| Requirement |
Return all of the data exactly, with nothing left out but the pictures.

___ Source material

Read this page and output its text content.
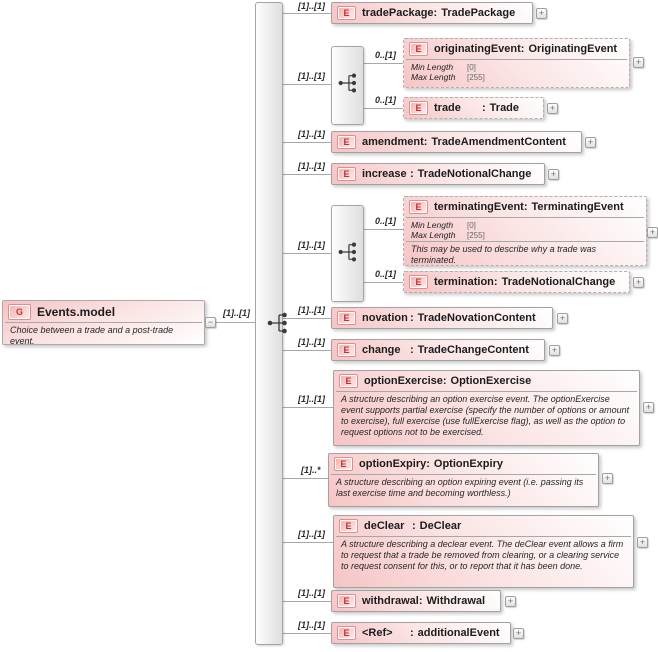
[1]..[1]
[1]..[1]
[1]..[1]
0..[1]
0..[1]
[1]..[1]
[1]..[1]
[1]..[1]
0..[1]
0..[1]
[1]..[1]
[1]..[1]
[1]..[1]
[1]..*
[1]..[1]
[1]..[1]
[1]..[1]
G	Events.model
Choice between a trade and a post-trade event.
−
E	tradePackage : TradePackage	+
E	originatingEvent : OriginatingEvent
Min Length	[0]
Max Length	[255]
+
E	trade	: Trade	+
E	amendment : TradeAmendmentContent	+
E	increase : TradeNotionalChange	+
E	terminatingEvent : TerminatingEvent
Min Length	[0]
Max Length	[255]
This may be used to describe why a trade was terminated.
+
E	termination : TradeNotionalChange	+
E	novation : TradeNovationContent	+
E	change : TradeChangeContent	+
E	optionExercise : OptionExercise
A structure describing an option exercise event. The optionExercise event supports partial exercise (specify the number of options or amount to exercise), full exercise (use fullExercise flag), as well as the option to request options not to be exercised.
+
E	optionExpiry : OptionExpiry
A structure describing an option expiring event (i.e. passing its last exercise time and becoming worthless.)
+
E	deClear : DeClear
A structure describing a declear event. The deClear event allows a firm to request that a trade be removed from clearing, or a clearing service to request consent for this, or to report that it has been done.
+
E	withdrawal : Withdrawal	+
E	<Ref>	: additionalEvent	+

______

| Output |
Read this page and output its text content.
[1]..[1]
[1]..[1]
[1]..[1]
0..[1]
0..[1]
[1]..[1]
[1]..[1]
[1]..[1]
0..[1]
0..[1]
[1]..[1]
[1]..[1]
[1]..[1]
[1]..*
[1]..[1]
[1]..[1]
[1]..[1]
G	Events.model
Choice between a trade and a post-trade event.
−
E	tradePackage : TradePackage	+
E	originatingEvent : OriginatingEvent
Min Length	[0]
Max Length	[255]
+
E	trade	: Trade	+
E	amendment : TradeAmendmentContent	+
E	increase : TradeNotionalChange	+
E	terminatingEvent : TerminatingEvent
Min Length	[0]
Max Length	[255]
This may be used to describe why a trade was terminated.
+
E	termination : TradeNotionalChange	+
E	novation : TradeNovationContent	+
E	change : TradeChangeContent	+
E	optionExercise : OptionExercise
A structure describing an option exercise event. The optionExercise event supports partial exercise (specify the number of options or amount to exercise), full exercise (use fullExercise flag), as well as the option to request options not to be exercised.
+
E	optionExpiry : OptionExpiry
A structure describing an option expiring event (i.e. passing its last exercise time and becoming worthless.)
+
E	deClear : DeClear
A structure describing a declear event. The deClear event allows a firm to request that a trade be removed from clearing, or a clearing service to request consent for this, or to report that it has been done.
+
E	withdrawal : Withdrawal	+
E	<Ref>	: additionalEvent	+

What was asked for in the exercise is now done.